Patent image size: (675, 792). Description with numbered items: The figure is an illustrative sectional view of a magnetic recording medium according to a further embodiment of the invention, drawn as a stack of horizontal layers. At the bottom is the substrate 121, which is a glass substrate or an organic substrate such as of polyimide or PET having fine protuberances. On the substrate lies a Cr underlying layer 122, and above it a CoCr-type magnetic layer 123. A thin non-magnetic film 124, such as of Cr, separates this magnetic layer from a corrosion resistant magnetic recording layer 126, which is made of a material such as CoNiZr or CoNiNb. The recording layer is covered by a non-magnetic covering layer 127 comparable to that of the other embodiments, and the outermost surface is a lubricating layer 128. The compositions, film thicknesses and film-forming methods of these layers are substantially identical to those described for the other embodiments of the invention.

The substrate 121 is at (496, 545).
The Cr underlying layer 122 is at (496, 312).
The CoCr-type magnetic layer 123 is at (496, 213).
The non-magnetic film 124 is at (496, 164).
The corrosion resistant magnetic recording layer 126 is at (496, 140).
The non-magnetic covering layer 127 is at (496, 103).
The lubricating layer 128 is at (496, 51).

####

[TASK REQUIREMENTS]
Put the data above, from its first line through the line containing "The non-magnetic film 124 is at (496, 164).", into a Markdown table with the columns Row and Line. Leave out blank lines.

[EXERCISE ANSWER]
| Row | Line |
|---|---|
| 1 | Patent image size: (675, 792). Description with numbered items: The figure is an illustrative sectional view of a magnetic recording medium according to a further embodiment of the invention, drawn as a stack of horizontal layers. At the bottom is the substrate 121, which is a glass substrate or an organic substrate such as of polyimide or PET having fine protuberances. On the substrate lies a Cr underlying layer 122, and above it a CoCr-type magnetic layer 123. A thin non-magnetic film 124, such as of Cr, separates this magnetic layer from a corrosion resistant magnetic recording layer 126, which is made of a material such as CoNiZr or CoNiNb. The recording layer is covered by a non-magnetic covering layer 127 comparable to that of the other embodiments, and the outermost surface is a lubricating layer 128. The compositions, film thicknesses and film-forming methods of these layers are substantially identical to those described for the other embodiments of the invention. |
| 2 | The substrate 121 is at (496, 545). |
| 3 | The Cr underlying layer 122 is at (496, 312). |
| 4 | The CoCr-type magnetic layer 123 is at (496, 213). |
| 5 | The non-magnetic film 124 is at (496, 164). |